● **TASK GOAL**: Work through the records below and tally every line containing "this". Reply with the total alone.

● **SOURCE RECORDS**:
== == ==

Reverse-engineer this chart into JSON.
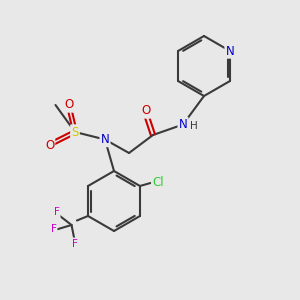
{
  "bg_color": "#e8e8e8",
  "bond_color": "#3a3a3a",
  "figsize": [
    3.0,
    3.0
  ],
  "dpi": 100,
  "colors": {
    "N": "#0000cc",
    "O": "#cc0000",
    "S": "#cccc00",
    "Cl": "#33cc33",
    "F": "#cc00cc",
    "C": "#3a3a3a"
  }
}
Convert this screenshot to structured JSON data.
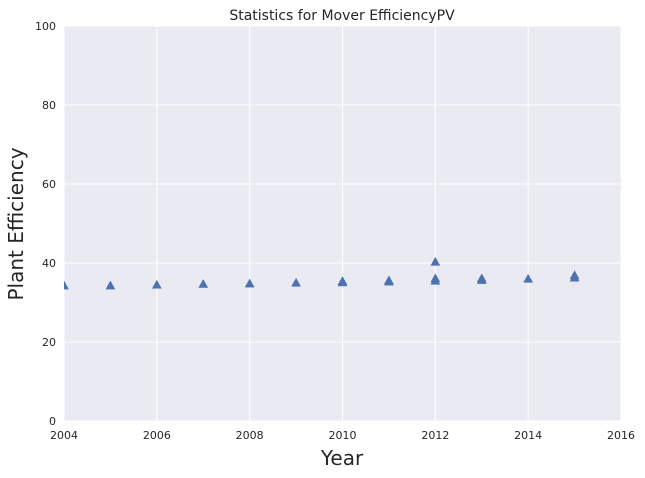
{
  "chart_data": {
    "type": "scatter",
    "title": "Statistics for Mover EfficiencyPV",
    "xlabel": "Year",
    "ylabel": "Plant Efficiency",
    "xlim": [
      2004,
      2016
    ],
    "ylim": [
      0,
      100
    ],
    "xticks": [
      "2004",
      "2006",
      "2008",
      "2010",
      "2012",
      "2014",
      "2016"
    ],
    "yticks": [
      "0",
      "20",
      "40",
      "60",
      "80",
      "100"
    ],
    "grid": true,
    "marker": "triangle",
    "marker_color": "#4c72b0",
    "background_color": "#eaeaf2",
    "points": [
      {
        "x": 2004,
        "y": 34.3
      },
      {
        "x": 2005,
        "y": 34.3
      },
      {
        "x": 2006,
        "y": 34.5
      },
      {
        "x": 2007,
        "y": 34.7
      },
      {
        "x": 2008,
        "y": 34.8
      },
      {
        "x": 2009,
        "y": 35.0
      },
      {
        "x": 2010,
        "y": 35.1
      },
      {
        "x": 2010,
        "y": 35.4
      },
      {
        "x": 2011,
        "y": 35.3
      },
      {
        "x": 2011,
        "y": 35.6
      },
      {
        "x": 2012,
        "y": 35.5
      },
      {
        "x": 2012,
        "y": 36.1
      },
      {
        "x": 2012,
        "y": 40.3
      },
      {
        "x": 2013,
        "y": 35.7
      },
      {
        "x": 2013,
        "y": 36.1
      },
      {
        "x": 2014,
        "y": 36.0
      },
      {
        "x": 2015,
        "y": 36.3
      },
      {
        "x": 2015,
        "y": 36.9
      }
    ]
  }
}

== == ==

● **OUTPUT OF THE EXERCISE**: 2